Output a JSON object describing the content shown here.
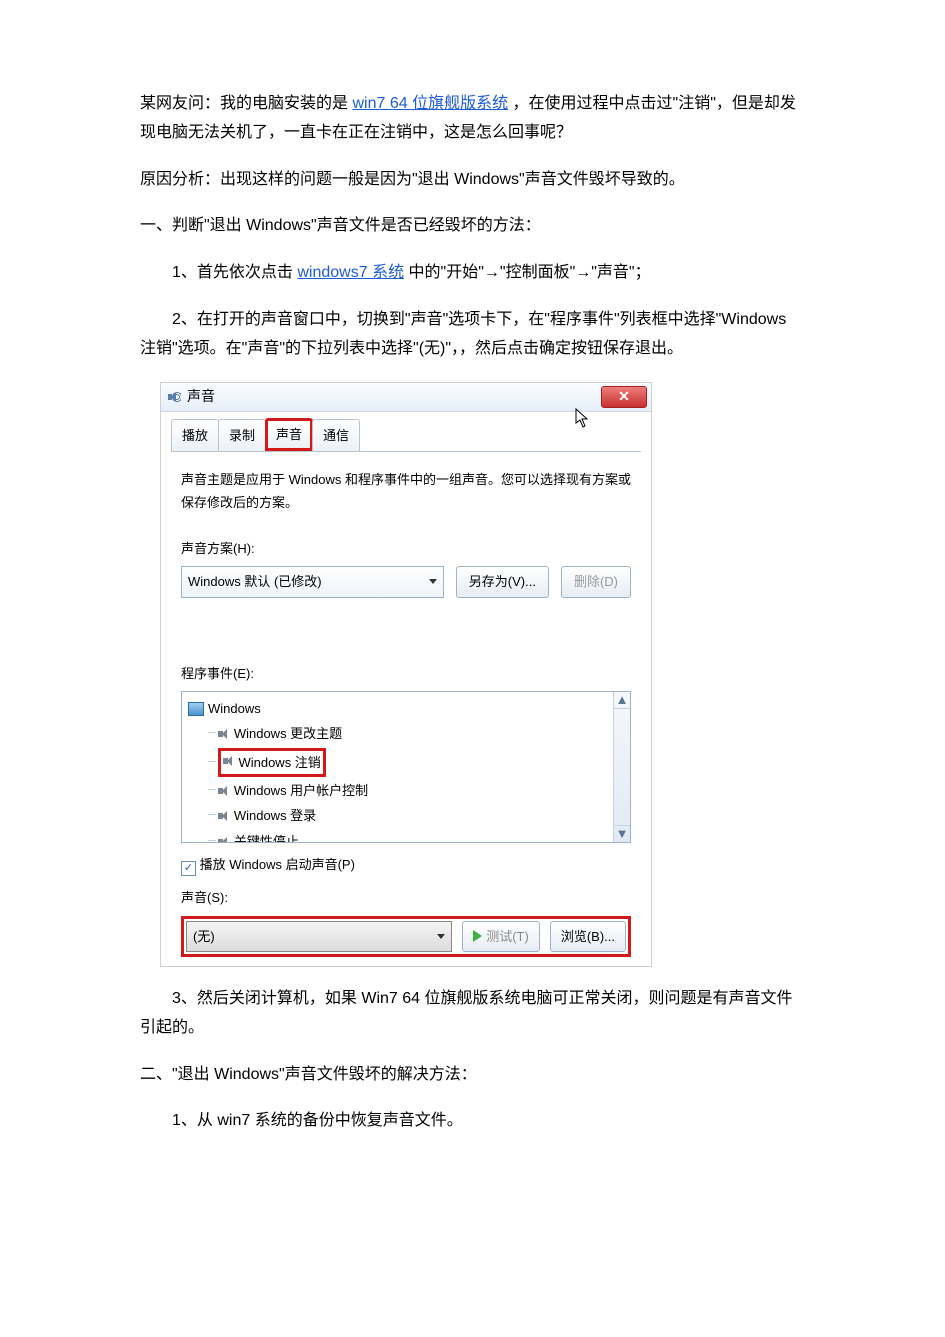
{
  "para1_a": "某网友问：我的电脑安装的是",
  "para1_link": "win7 64 位旗舰版系统",
  "para1_b": "，在使用过程中点击过\"注销\"，但是却发现电脑无法关机了，一直卡在正在注销中，这是怎么回事呢？",
  "para2": "原因分析：出现这样的问题一般是因为\"退出 Windows\"声音文件毁坏导致的。",
  "para3": "一、判断\"退出 Windows\"声音文件是否已经毁坏的方法：",
  "step1_a": "1、首先依次点击",
  "step1_link": "windows7 系统",
  "step1_b": "中的\"开始\"→\"控制面板\"→\"声音\"；",
  "step2": "2、在打开的声音窗口中，切换到\"声音\"选项卡下，在\"程序事件\"列表框中选择\"Windows 注销\"选项。在\"声音\"的下拉列表中选择\"(无)\"，，然后点击确定按钮保存退出。",
  "dialog": {
    "title": "声音",
    "tabs": [
      "播放",
      "录制",
      "声音",
      "通信"
    ],
    "active_tab_index": 2,
    "description": "声音主题是应用于 Windows 和程序事件中的一组声音。您可以选择现有方案或保存修改后的方案。",
    "scheme_label": "声音方案(H):",
    "scheme_value": "Windows 默认 (已修改)",
    "save_as": "另存为(V)...",
    "delete": "删除(D)",
    "events_label": "程序事件(E):",
    "events_root": "Windows",
    "events": [
      "Windows 更改主题",
      "Windows 注销",
      "Windows 用户帐户控制",
      "Windows 登录",
      "关键性停止"
    ],
    "selected_event_index": 1,
    "play_startup": "播放 Windows 启动声音(P)",
    "sound_label": "声音(S):",
    "sound_value": "(无)",
    "test_btn": "测试(T)",
    "browse_btn": "浏览(B)..."
  },
  "step3": "3、然后关闭计算机，如果 Win7 64 位旗舰版系统电脑可正常关闭，则问题是有声音文件引起的。",
  "sec2": "二、\"退出 Windows\"声音文件毁坏的解决方法：",
  "step21": "1、从 win7 系统的备份中恢复声音文件。"
}
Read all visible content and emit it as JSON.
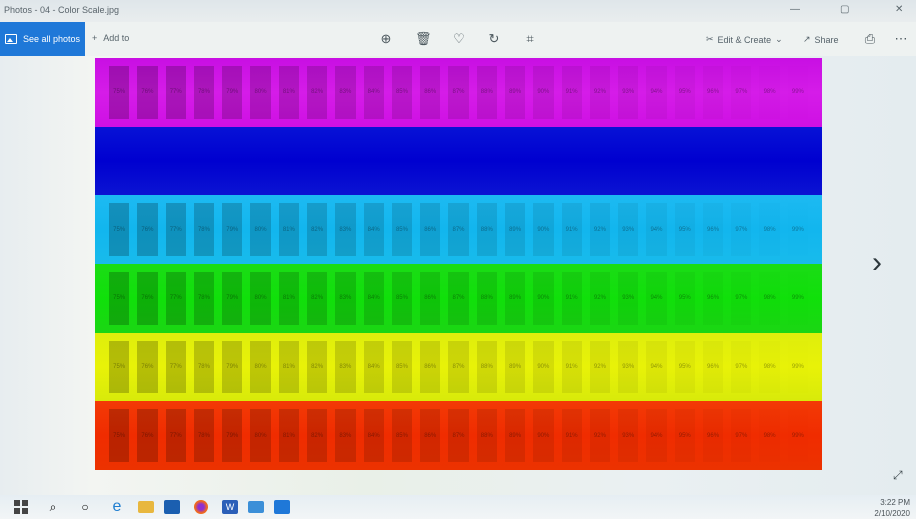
{
  "window": {
    "title": "Photos - 04 - Color Scale.jpg",
    "minimize": "—",
    "maximize": "▢",
    "close": "✕"
  },
  "toolbar": {
    "see_all_label": "See all photos",
    "add_to_label": "Add to",
    "edit_create_label": "Edit & Create",
    "share_label": "Share",
    "icons": [
      "zoom-in-icon",
      "delete-icon",
      "favorite-icon",
      "rotate-icon",
      "crop-icon"
    ]
  },
  "image": {
    "bands": [
      {
        "color": "magenta",
        "labels": [
          "75%",
          "76%",
          "77%",
          "78%",
          "79%",
          "80%",
          "81%",
          "82%",
          "83%",
          "84%",
          "85%",
          "86%",
          "87%",
          "88%",
          "89%",
          "90%",
          "91%",
          "92%",
          "93%",
          "94%",
          "95%",
          "96%",
          "97%",
          "98%",
          "99%"
        ]
      },
      {
        "color": "blue",
        "labels": []
      },
      {
        "color": "cyan",
        "labels": [
          "75%",
          "76%",
          "77%",
          "78%",
          "79%",
          "80%",
          "81%",
          "82%",
          "83%",
          "84%",
          "85%",
          "86%",
          "87%",
          "88%",
          "89%",
          "90%",
          "91%",
          "92%",
          "93%",
          "94%",
          "95%",
          "96%",
          "97%",
          "98%",
          "99%"
        ]
      },
      {
        "color": "green",
        "labels": [
          "75%",
          "76%",
          "77%",
          "78%",
          "79%",
          "80%",
          "81%",
          "82%",
          "83%",
          "84%",
          "85%",
          "86%",
          "87%",
          "88%",
          "89%",
          "90%",
          "91%",
          "92%",
          "93%",
          "94%",
          "95%",
          "96%",
          "97%",
          "98%",
          "99%"
        ]
      },
      {
        "color": "yellow",
        "labels": [
          "75%",
          "76%",
          "77%",
          "78%",
          "79%",
          "80%",
          "81%",
          "82%",
          "83%",
          "84%",
          "85%",
          "86%",
          "87%",
          "88%",
          "89%",
          "90%",
          "91%",
          "92%",
          "93%",
          "94%",
          "95%",
          "96%",
          "97%",
          "98%",
          "99%"
        ]
      },
      {
        "color": "red",
        "labels": [
          "75%",
          "76%",
          "77%",
          "78%",
          "79%",
          "80%",
          "81%",
          "82%",
          "83%",
          "84%",
          "85%",
          "86%",
          "87%",
          "88%",
          "89%",
          "90%",
          "91%",
          "92%",
          "93%",
          "94%",
          "95%",
          "96%",
          "97%",
          "98%",
          "99%"
        ]
      }
    ]
  },
  "nav": {
    "next_arrow": "›",
    "expand_icon": "⤢"
  },
  "taskbar": {
    "icons": [
      "windows-start-icon",
      "search-icon",
      "task-view-icon",
      "edge-icon",
      "file-explorer-icon",
      "outlook-icon",
      "firefox-icon",
      "word-icon",
      "remote-desktop-icon",
      "photos-icon"
    ],
    "time": "3:22 PM",
    "date": "2/10/2020"
  }
}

## Exercise prompt
Tell how many lines of the data above hold the string "JSON". Give only the number.

## Written solution
2